((

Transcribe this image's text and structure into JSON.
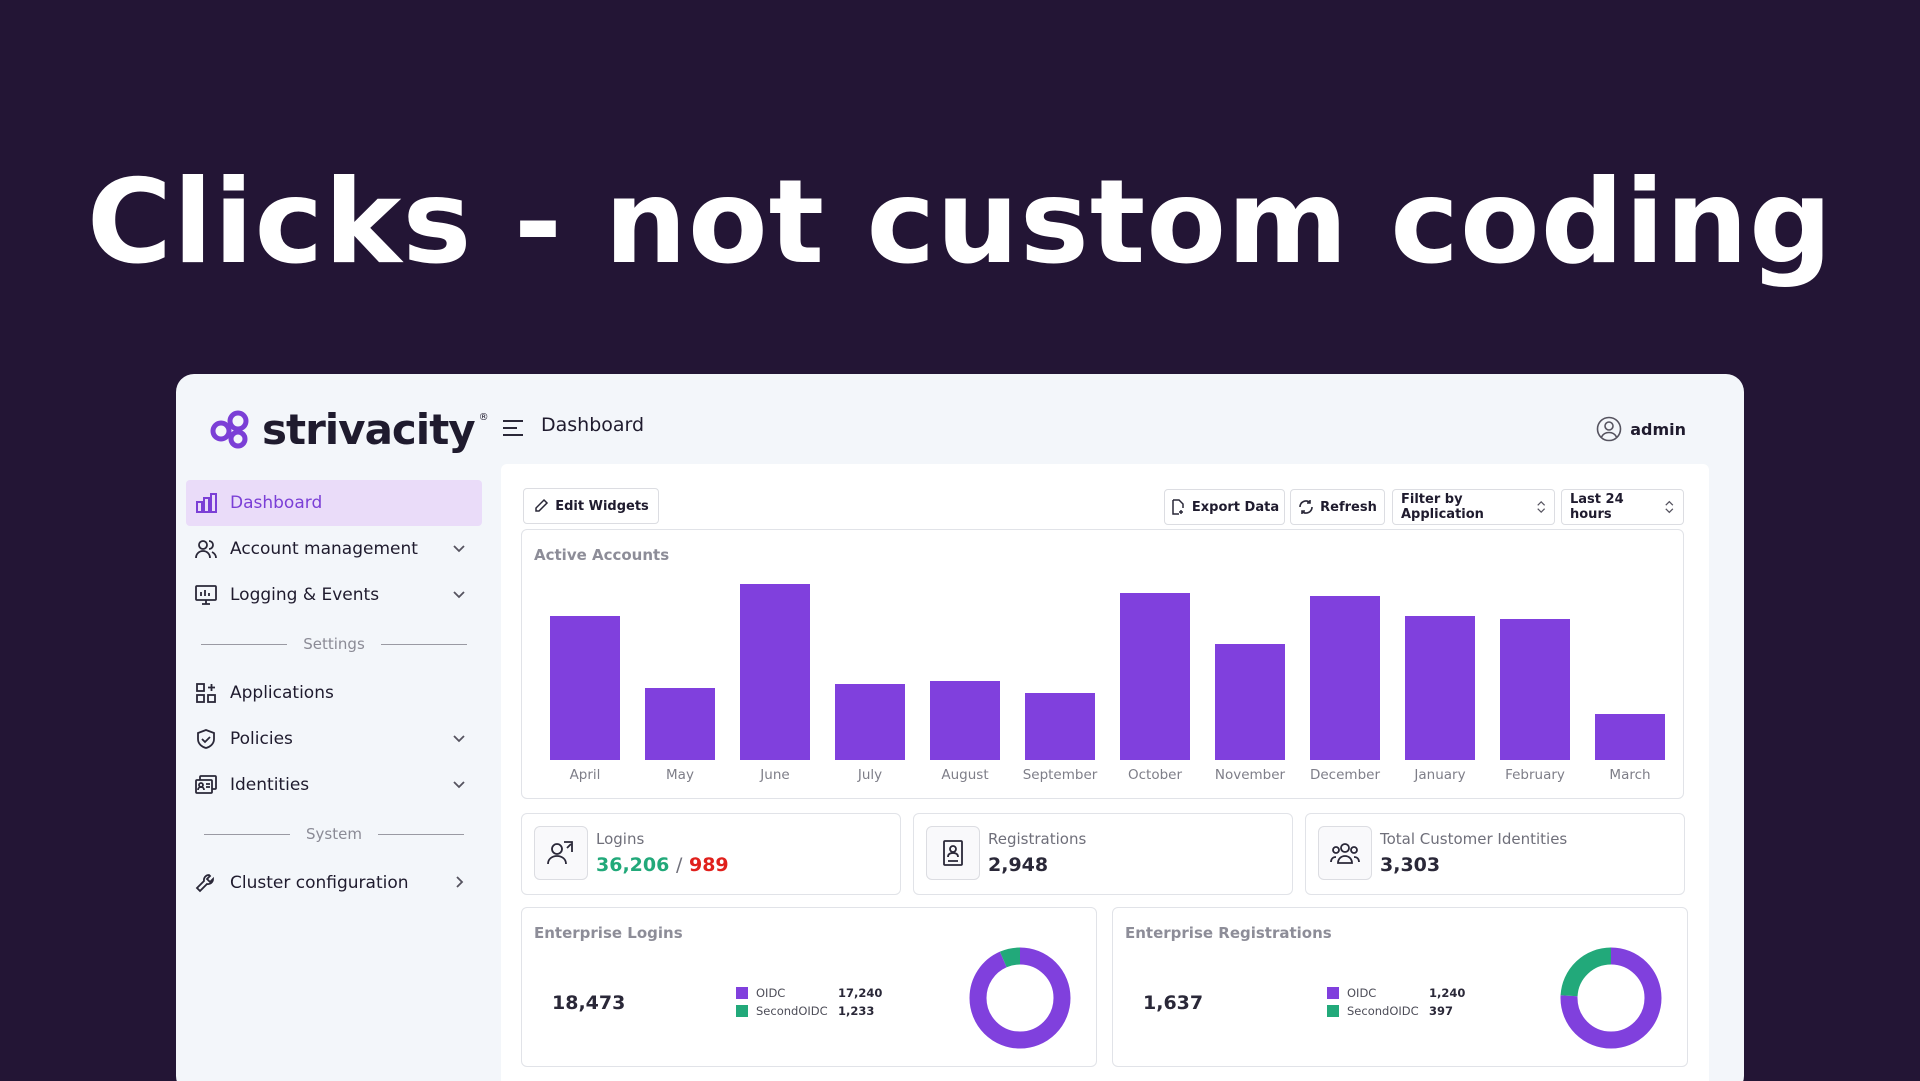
{
  "headline": "Clicks - not custom coding",
  "brand": {
    "name": "strivacity",
    "tm": "®",
    "accent": "#8040dd",
    "bg": "#231535"
  },
  "sidebar": {
    "items": [
      {
        "label": "Dashboard",
        "icon": "bar-chart-icon",
        "active": true
      },
      {
        "label": "Account management",
        "icon": "users-icon",
        "expandable": true
      },
      {
        "label": "Logging & Events",
        "icon": "monitor-icon",
        "expandable": true
      }
    ],
    "settings_label": "Settings",
    "settings_items": [
      {
        "label": "Applications",
        "icon": "apps-icon"
      },
      {
        "label": "Policies",
        "icon": "shield-icon",
        "expandable": true
      },
      {
        "label": "Identities",
        "icon": "identity-card-icon",
        "expandable": true
      }
    ],
    "system_label": "System",
    "system_items": [
      {
        "label": "Cluster configuration",
        "icon": "wrench-icon"
      }
    ]
  },
  "header": {
    "title": "Dashboard",
    "user": "admin"
  },
  "toolbar": {
    "edit_widgets": "Edit Widgets",
    "export_data": "Export Data",
    "refresh": "Refresh",
    "filter_by_application": "Filter by Application",
    "time_range": "Last 24 hours"
  },
  "chart_data": {
    "type": "bar",
    "title": "Active Accounts",
    "categories": [
      "April",
      "May",
      "June",
      "July",
      "August",
      "September",
      "October",
      "November",
      "December",
      "January",
      "February",
      "March"
    ],
    "values": [
      82,
      41,
      100,
      43,
      45,
      38,
      95,
      66,
      93,
      82,
      80,
      26
    ],
    "color": "#8040dd"
  },
  "stats": {
    "logins": {
      "label": "Logins",
      "success": "36,206",
      "separator": "/",
      "failed": "989"
    },
    "registrations": {
      "label": "Registrations",
      "value": "2,948"
    },
    "total_identities": {
      "label": "Total Customer Identities",
      "value": "3,303"
    }
  },
  "enterprise_logins": {
    "title": "Enterprise Logins",
    "total": "18,473",
    "series": [
      {
        "name": "OIDC",
        "value": 17240,
        "display": "17,240",
        "color": "#8040dd"
      },
      {
        "name": "SecondOIDC",
        "value": 1233,
        "display": "1,233",
        "color": "#22a97a"
      }
    ]
  },
  "enterprise_registrations": {
    "title": "Enterprise Registrations",
    "total": "1,637",
    "series": [
      {
        "name": "OIDC",
        "value": 1240,
        "display": "1,240",
        "color": "#8040dd"
      },
      {
        "name": "SecondOIDC",
        "value": 397,
        "display": "397",
        "color": "#22a97a"
      }
    ]
  }
}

))

WHAT TO DO
Scan the material above. Extract every line in which the word "icon" occurs.

WORKED ANSWER
        "icon": "bar-chart-icon",
        "icon": "users-icon",
        "icon": "monitor-icon",
        "icon": "apps-icon"
        "icon": "shield-icon",
        "icon": "identity-card-icon",
        "icon": "wrench-icon"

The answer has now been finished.